Below is a set of entries. Reproduce exactly the lines from the one containing "Output a JSON" through the end, both included.
* Begin Entries provided *
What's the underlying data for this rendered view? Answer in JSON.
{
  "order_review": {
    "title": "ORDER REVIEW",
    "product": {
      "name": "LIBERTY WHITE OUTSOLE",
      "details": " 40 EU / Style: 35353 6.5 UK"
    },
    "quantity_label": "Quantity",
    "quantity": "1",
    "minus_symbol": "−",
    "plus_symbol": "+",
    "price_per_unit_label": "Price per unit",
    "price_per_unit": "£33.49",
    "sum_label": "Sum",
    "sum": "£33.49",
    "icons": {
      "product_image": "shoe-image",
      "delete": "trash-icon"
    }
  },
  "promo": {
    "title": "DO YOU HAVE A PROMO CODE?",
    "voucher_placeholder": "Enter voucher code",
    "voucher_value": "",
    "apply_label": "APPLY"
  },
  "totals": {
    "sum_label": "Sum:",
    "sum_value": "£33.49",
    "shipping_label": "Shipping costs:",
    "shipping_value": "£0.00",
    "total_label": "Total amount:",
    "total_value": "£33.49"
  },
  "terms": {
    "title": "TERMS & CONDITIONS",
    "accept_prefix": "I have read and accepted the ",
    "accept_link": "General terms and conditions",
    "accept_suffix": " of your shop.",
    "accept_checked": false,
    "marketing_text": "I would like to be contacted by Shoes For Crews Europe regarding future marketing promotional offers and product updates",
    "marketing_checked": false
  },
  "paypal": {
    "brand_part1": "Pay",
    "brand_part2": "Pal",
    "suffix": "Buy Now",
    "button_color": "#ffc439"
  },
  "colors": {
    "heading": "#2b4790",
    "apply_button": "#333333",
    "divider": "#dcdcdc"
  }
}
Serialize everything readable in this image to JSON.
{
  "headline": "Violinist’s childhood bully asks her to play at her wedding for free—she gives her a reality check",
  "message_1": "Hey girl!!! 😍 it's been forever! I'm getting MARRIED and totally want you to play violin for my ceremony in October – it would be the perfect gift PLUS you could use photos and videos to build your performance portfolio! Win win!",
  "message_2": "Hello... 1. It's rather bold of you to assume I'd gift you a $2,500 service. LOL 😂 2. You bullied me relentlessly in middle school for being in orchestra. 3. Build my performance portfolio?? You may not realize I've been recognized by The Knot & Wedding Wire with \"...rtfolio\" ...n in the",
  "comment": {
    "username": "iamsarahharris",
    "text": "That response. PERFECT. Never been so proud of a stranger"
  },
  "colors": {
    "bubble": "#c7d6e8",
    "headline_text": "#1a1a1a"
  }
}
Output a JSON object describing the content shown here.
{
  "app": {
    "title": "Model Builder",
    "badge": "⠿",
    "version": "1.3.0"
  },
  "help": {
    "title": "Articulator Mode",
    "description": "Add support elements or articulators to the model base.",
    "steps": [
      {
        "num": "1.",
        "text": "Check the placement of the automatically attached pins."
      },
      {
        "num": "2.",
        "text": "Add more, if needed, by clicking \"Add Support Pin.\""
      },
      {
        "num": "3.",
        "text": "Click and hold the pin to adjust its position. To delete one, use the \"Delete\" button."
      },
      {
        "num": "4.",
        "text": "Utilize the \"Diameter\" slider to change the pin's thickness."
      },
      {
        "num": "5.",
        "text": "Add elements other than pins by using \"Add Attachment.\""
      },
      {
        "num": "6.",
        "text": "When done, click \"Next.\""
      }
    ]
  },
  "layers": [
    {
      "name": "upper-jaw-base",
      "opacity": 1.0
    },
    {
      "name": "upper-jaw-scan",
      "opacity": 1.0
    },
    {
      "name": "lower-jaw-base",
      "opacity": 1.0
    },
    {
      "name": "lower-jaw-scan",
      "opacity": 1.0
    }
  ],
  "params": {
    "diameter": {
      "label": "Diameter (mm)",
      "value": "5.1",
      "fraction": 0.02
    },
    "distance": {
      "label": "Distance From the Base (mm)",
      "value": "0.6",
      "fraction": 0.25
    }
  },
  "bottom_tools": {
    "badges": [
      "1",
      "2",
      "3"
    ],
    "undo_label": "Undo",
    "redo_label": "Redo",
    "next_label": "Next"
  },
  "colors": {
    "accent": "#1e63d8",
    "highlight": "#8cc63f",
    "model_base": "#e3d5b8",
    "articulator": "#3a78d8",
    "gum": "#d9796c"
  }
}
* End Entries provided *
**Output of the exercise**
Output a JSON object describing the content shown here.
{
  "app": {
    "title": "Model Builder",
    "badge": "⠿",
    "version": "1.3.0"
  },
  "help": {
    "title": "Articulator Mode",
    "description": "Add support elements or articulators to the model base.",
    "steps": [
      {
        "num": "1.",
        "text": "Check the placement of the automatically attached pins."
      },
      {
        "num": "2.",
        "text": "Add more, if needed, by clicking \"Add Support Pin.\""
      },
      {
        "num": "3.",
        "text": "Click and hold the pin to adjust its position. To delete one, use the \"Delete\" button."
      },
      {
        "num": "4.",
        "text": "Utilize the \"Diameter\" slider to change the pin's thickness."
      },
      {
        "num": "5.",
        "text": "Add elements other than pins by using \"Add Attachment.\""
      },
      {
        "num": "6.",
        "text": "When done, click \"Next.\""
      }
    ]
  },
  "layers": [
    {
      "name": "upper-jaw-base",
      "opacity": 1.0
    },
    {
      "name": "upper-jaw-scan",
      "opacity": 1.0
    },
    {
      "name": "lower-jaw-base",
      "opacity": 1.0
    },
    {
      "name": "lower-jaw-scan",
      "opacity": 1.0
    }
  ],
  "params": {
    "diameter": {
      "label": "Diameter (mm)",
      "value": "5.1",
      "fraction": 0.02
    },
    "distance": {
      "label": "Distance From the Base (mm)",
      "value": "0.6",
      "fraction": 0.25
    }
  },
  "bottom_tools": {
    "badges": [
      "1",
      "2",
      "3"
    ],
    "undo_label": "Undo",
    "redo_label": "Redo",
    "next_label": "Next"
  },
  "colors": {
    "accent": "#1e63d8",
    "highlight": "#8cc63f",
    "model_base": "#e3d5b8",
    "articulator": "#3a78d8",
    "gum": "#d9796c"
  }
}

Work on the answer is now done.